*Written problem:* Write only the number of lines in the records beneath that hold "this".

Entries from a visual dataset
☆ ☆ ☆

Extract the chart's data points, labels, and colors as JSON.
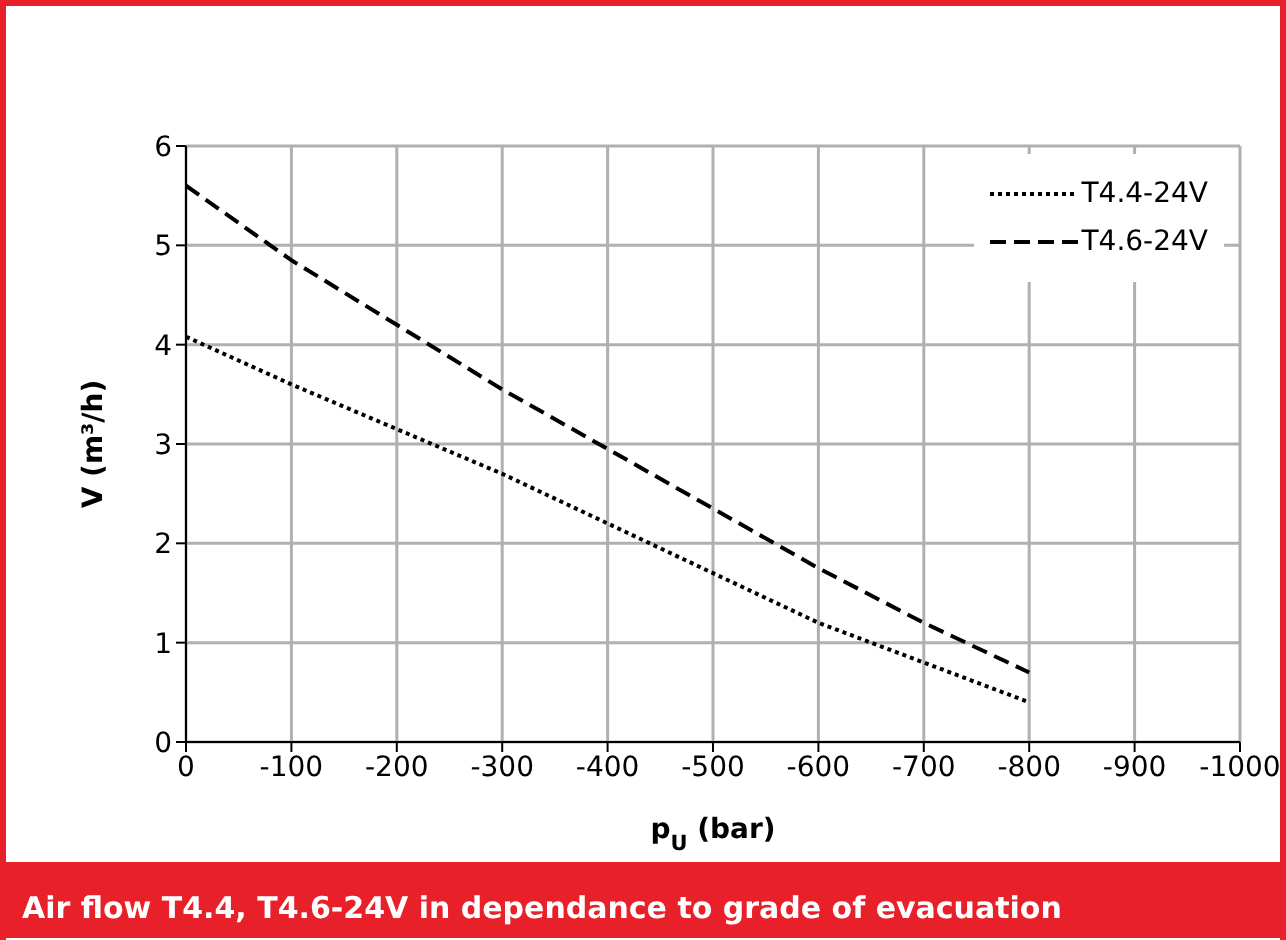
{
  "chart_data": {
    "type": "line",
    "title": "Air flow T4.4, T4.6-24V in dependance to grade of evacuation",
    "xlabel": "p$_{U}$ (bar)",
    "ylabel": "V (m³/h)",
    "x": [
      0,
      -100,
      -200,
      -300,
      -400,
      -500,
      -600,
      -700,
      -800
    ],
    "series": [
      {
        "name": "T4.4-24V",
        "color": "#000000",
        "line_style": "dotted",
        "values": [
          4.08,
          3.6,
          3.15,
          2.7,
          2.2,
          1.7,
          1.2,
          0.8,
          0.4
        ]
      },
      {
        "name": "T4.6-24V",
        "color": "#000000",
        "line_style": "dashed",
        "values": [
          5.6,
          4.85,
          4.2,
          3.55,
          2.95,
          2.35,
          1.75,
          1.2,
          0.7
        ]
      }
    ],
    "xlim": [
      0,
      -1000
    ],
    "xticks": [
      0,
      -100,
      -200,
      -300,
      -400,
      -500,
      -600,
      -700,
      -800,
      -900,
      -1000
    ],
    "ylim": [
      0,
      6
    ],
    "yticks": [
      0,
      1,
      2,
      3,
      4,
      5,
      6
    ],
    "grid": true,
    "legend": "top right",
    "marker": "none"
  }
}
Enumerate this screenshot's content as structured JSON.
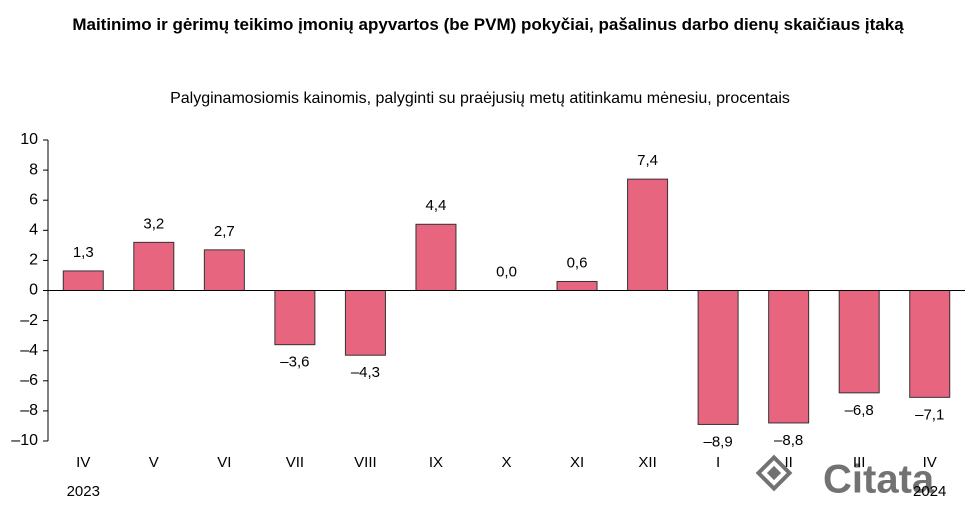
{
  "chart_data": {
    "type": "bar",
    "title": "Maitinimo ir gėrimų teikimo įmonių apyvartos (be PVM) pokyčiai, pašalinus darbo dienų skaičiaus įtaką",
    "subtitle": "Palyginamosiomis kainomis, palyginti su praėjusių metų atitinkamu mėnesiu, procentais",
    "categories": [
      "IV",
      "V",
      "VI",
      "VII",
      "VIII",
      "IX",
      "X",
      "XI",
      "XII",
      "I",
      "II",
      "III",
      "IV"
    ],
    "values": [
      1.3,
      3.2,
      2.7,
      -3.6,
      -4.3,
      4.4,
      0.0,
      0.6,
      7.4,
      -8.9,
      -8.8,
      -6.8,
      -7.1
    ],
    "value_labels": [
      "1,3",
      "3,2",
      "2,7",
      "–3,6",
      "–4,3",
      "4,4",
      "0,0",
      "0,6",
      "7,4",
      "–8,9",
      "–8,8",
      "–6,8",
      "–7,1"
    ],
    "year_labels": [
      "2023",
      "2024"
    ],
    "color": "#e8657f",
    "ylim": [
      -10,
      10
    ],
    "yticks": [
      {
        "value": -10,
        "label": "–10"
      },
      {
        "value": -8,
        "label": "–8"
      },
      {
        "value": -6,
        "label": "–6"
      },
      {
        "value": -4,
        "label": "–4"
      },
      {
        "value": -2,
        "label": "–2"
      },
      0,
      2,
      4,
      6,
      8,
      10
    ],
    "grid": false,
    "watermark": "Citata"
  }
}
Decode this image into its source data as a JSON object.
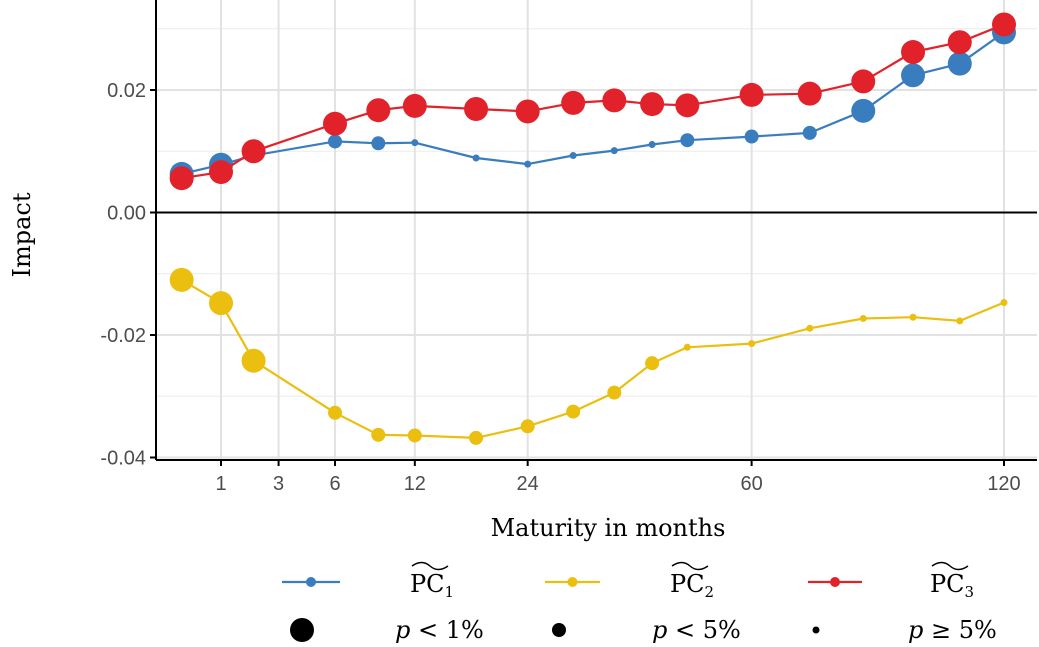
{
  "chart_data": {
    "type": "line",
    "xlabel": "Maturity in months",
    "ylabel": "Impact",
    "x_ticks": [
      1,
      3,
      6,
      12,
      24,
      60,
      120
    ],
    "x_tick_labels": [
      "1",
      "3",
      "6",
      "12",
      "24",
      "60",
      "120"
    ],
    "y_ticks": [
      -0.04,
      -0.02,
      0.0,
      0.02
    ],
    "y_tick_labels": [
      "-0.04",
      "-0.02",
      "0.00",
      "0.02"
    ],
    "ylim": [
      -0.04,
      0.034
    ],
    "x_scale": "square-root",
    "grid": true,
    "legend_position": "bottom",
    "series": [
      {
        "name": "PC1",
        "legend_label_main": "PC",
        "legend_label_sub": "1",
        "color": "#3a7dbf",
        "points": [
          {
            "x": 0.25,
            "y": 0.0063,
            "sig": "p<1%"
          },
          {
            "x": 1,
            "y": 0.0078,
            "sig": "p<1%"
          },
          {
            "x": 2,
            "y": 0.0093,
            "sig": "p<5%"
          },
          {
            "x": 6,
            "y": 0.0116,
            "sig": "p<5%"
          },
          {
            "x": 9,
            "y": 0.0113,
            "sig": "p<5%"
          },
          {
            "x": 12,
            "y": 0.0114,
            "sig": "p>=5%"
          },
          {
            "x": 18,
            "y": 0.0089,
            "sig": "p>=5%"
          },
          {
            "x": 24,
            "y": 0.0079,
            "sig": "p>=5%"
          },
          {
            "x": 30,
            "y": 0.0093,
            "sig": "p>=5%"
          },
          {
            "x": 36,
            "y": 0.0101,
            "sig": "p>=5%"
          },
          {
            "x": 42,
            "y": 0.0111,
            "sig": "p>=5%"
          },
          {
            "x": 48,
            "y": 0.0118,
            "sig": "p<5%"
          },
          {
            "x": 60,
            "y": 0.0124,
            "sig": "p<5%"
          },
          {
            "x": 72,
            "y": 0.013,
            "sig": "p<5%"
          },
          {
            "x": 84,
            "y": 0.0166,
            "sig": "p<1%"
          },
          {
            "x": 96,
            "y": 0.0224,
            "sig": "p<1%"
          },
          {
            "x": 108,
            "y": 0.0243,
            "sig": "p<1%"
          },
          {
            "x": 120,
            "y": 0.0294,
            "sig": "p<1%"
          }
        ]
      },
      {
        "name": "PC2",
        "legend_label_main": "PC",
        "legend_label_sub": "2",
        "color": "#eabf0f",
        "points": [
          {
            "x": 0.25,
            "y": -0.011,
            "sig": "p<1%"
          },
          {
            "x": 1,
            "y": -0.0148,
            "sig": "p<1%"
          },
          {
            "x": 2,
            "y": -0.0242,
            "sig": "p<1%"
          },
          {
            "x": 6,
            "y": -0.0327,
            "sig": "p<5%"
          },
          {
            "x": 9,
            "y": -0.0363,
            "sig": "p<5%"
          },
          {
            "x": 12,
            "y": -0.0364,
            "sig": "p<5%"
          },
          {
            "x": 18,
            "y": -0.0368,
            "sig": "p<5%"
          },
          {
            "x": 24,
            "y": -0.0349,
            "sig": "p<5%"
          },
          {
            "x": 30,
            "y": -0.0325,
            "sig": "p<5%"
          },
          {
            "x": 36,
            "y": -0.0294,
            "sig": "p<5%"
          },
          {
            "x": 42,
            "y": -0.0246,
            "sig": "p<5%"
          },
          {
            "x": 48,
            "y": -0.022,
            "sig": "p>=5%"
          },
          {
            "x": 60,
            "y": -0.0214,
            "sig": "p>=5%"
          },
          {
            "x": 72,
            "y": -0.0189,
            "sig": "p>=5%"
          },
          {
            "x": 84,
            "y": -0.0173,
            "sig": "p>=5%"
          },
          {
            "x": 96,
            "y": -0.0171,
            "sig": "p>=5%"
          },
          {
            "x": 108,
            "y": -0.0177,
            "sig": "p>=5%"
          },
          {
            "x": 120,
            "y": -0.0147,
            "sig": "p>=5%"
          }
        ]
      },
      {
        "name": "PC3",
        "legend_label_main": "PC",
        "legend_label_sub": "3",
        "color": "#e2222a",
        "points": [
          {
            "x": 0.25,
            "y": 0.0056,
            "sig": "p<1%"
          },
          {
            "x": 1,
            "y": 0.0066,
            "sig": "p<1%"
          },
          {
            "x": 2,
            "y": 0.01,
            "sig": "p<1%"
          },
          {
            "x": 6,
            "y": 0.0145,
            "sig": "p<1%"
          },
          {
            "x": 9,
            "y": 0.0167,
            "sig": "p<1%"
          },
          {
            "x": 12,
            "y": 0.0174,
            "sig": "p<1%"
          },
          {
            "x": 18,
            "y": 0.0169,
            "sig": "p<1%"
          },
          {
            "x": 24,
            "y": 0.0165,
            "sig": "p<1%"
          },
          {
            "x": 30,
            "y": 0.0179,
            "sig": "p<1%"
          },
          {
            "x": 36,
            "y": 0.0183,
            "sig": "p<1%"
          },
          {
            "x": 42,
            "y": 0.0177,
            "sig": "p<1%"
          },
          {
            "x": 48,
            "y": 0.0175,
            "sig": "p<1%"
          },
          {
            "x": 60,
            "y": 0.0192,
            "sig": "p<1%"
          },
          {
            "x": 72,
            "y": 0.0194,
            "sig": "p<1%"
          },
          {
            "x": 84,
            "y": 0.0214,
            "sig": "p<1%"
          },
          {
            "x": 96,
            "y": 0.0262,
            "sig": "p<1%"
          },
          {
            "x": 108,
            "y": 0.0278,
            "sig": "p<1%"
          },
          {
            "x": 120,
            "y": 0.0307,
            "sig": "p<1%"
          }
        ]
      }
    ],
    "size_legend": [
      {
        "sig": "p<1%",
        "label_lhs": "p",
        "label_op": "<",
        "label_rhs": "1%"
      },
      {
        "sig": "p<5%",
        "label_lhs": "p",
        "label_op": "<",
        "label_rhs": "5%"
      },
      {
        "sig": "p>=5%",
        "label_lhs": "p",
        "label_op": "≥",
        "label_rhs": "5%"
      }
    ]
  }
}
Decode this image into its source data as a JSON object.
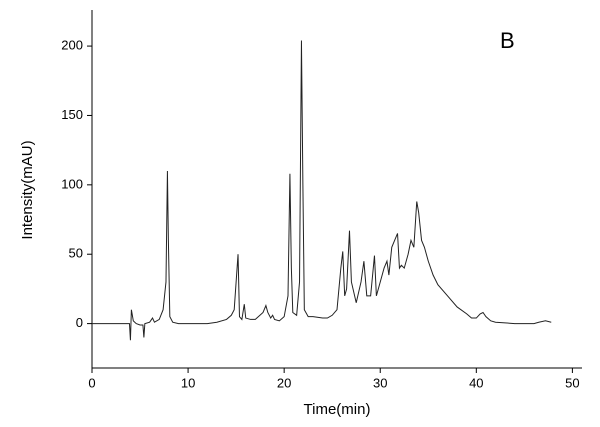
{
  "chart_data": {
    "type": "line",
    "annotation": "B",
    "xlabel": "Time(min)",
    "ylabel": "Intensity(mAU)",
    "color": "#222222",
    "x": [
      0,
      3.9,
      4.0,
      4.1,
      4.3,
      4.6,
      5.0,
      5.3,
      5.4,
      5.5,
      6.0,
      6.3,
      6.5,
      7.0,
      7.4,
      7.7,
      7.85,
      7.95,
      8.1,
      8.4,
      9,
      12,
      13,
      14,
      14.5,
      14.8,
      15.0,
      15.2,
      15.35,
      15.6,
      15.85,
      16.0,
      16.5,
      17,
      17.8,
      18.1,
      18.3,
      18.6,
      18.8,
      19,
      19.5,
      20.0,
      20.4,
      20.6,
      20.75,
      20.9,
      21.3,
      21.6,
      21.8,
      21.95,
      22.1,
      22.5,
      23,
      24,
      24.5,
      25,
      25.5,
      25.9,
      26.1,
      26.3,
      26.5,
      26.8,
      27.0,
      27.5,
      28.0,
      28.3,
      28.6,
      29.0,
      29.4,
      29.6,
      30.0,
      30.4,
      30.7,
      30.9,
      31.2,
      31.5,
      31.8,
      32.0,
      32.2,
      32.5,
      32.9,
      33.2,
      33.5,
      33.8,
      34.0,
      34.3,
      34.6,
      35.0,
      35.5,
      36,
      37,
      38,
      39,
      39.5,
      40,
      40.4,
      40.7,
      41,
      41.5,
      42,
      44,
      46,
      46.5,
      47.2,
      47.8
    ],
    "values": [
      0,
      0,
      -12,
      10,
      2,
      0,
      -1,
      -1,
      -10,
      0,
      1,
      4,
      1,
      3,
      10,
      30,
      110,
      60,
      5,
      1,
      0,
      0,
      1,
      3,
      6,
      10,
      30,
      50,
      5,
      3,
      14,
      4,
      3,
      3,
      8,
      13,
      8,
      4,
      6,
      3,
      2,
      5,
      20,
      108,
      40,
      8,
      6,
      30,
      204,
      100,
      10,
      5,
      5,
      4,
      4,
      6,
      10,
      40,
      52,
      20,
      25,
      67,
      30,
      15,
      30,
      45,
      20,
      20,
      49,
      20,
      30,
      40,
      45,
      35,
      55,
      60,
      65,
      40,
      42,
      40,
      50,
      60,
      55,
      88,
      80,
      60,
      55,
      45,
      35,
      28,
      20,
      12,
      7,
      4,
      4,
      7,
      8,
      5,
      2,
      1,
      0,
      0,
      1,
      2,
      1
    ],
    "xlim": [
      0,
      51
    ],
    "ylim": [
      -32,
      226
    ],
    "xticks": [
      0,
      10,
      20,
      30,
      40,
      50
    ],
    "yticks": [
      0,
      50,
      100,
      150,
      200
    ]
  }
}
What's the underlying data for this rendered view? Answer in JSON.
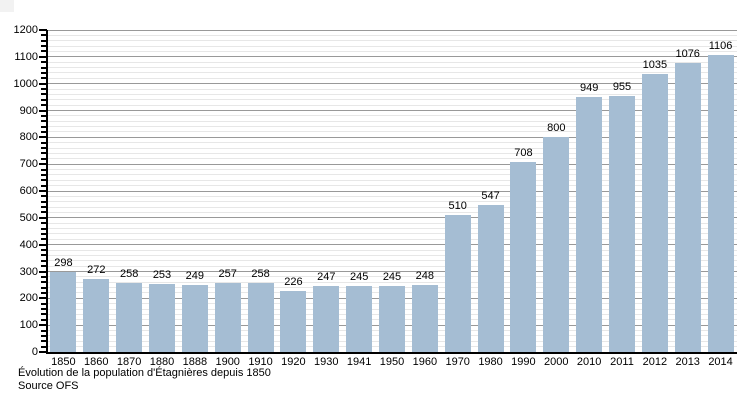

☆ ☆ ☆

*Task result:* 4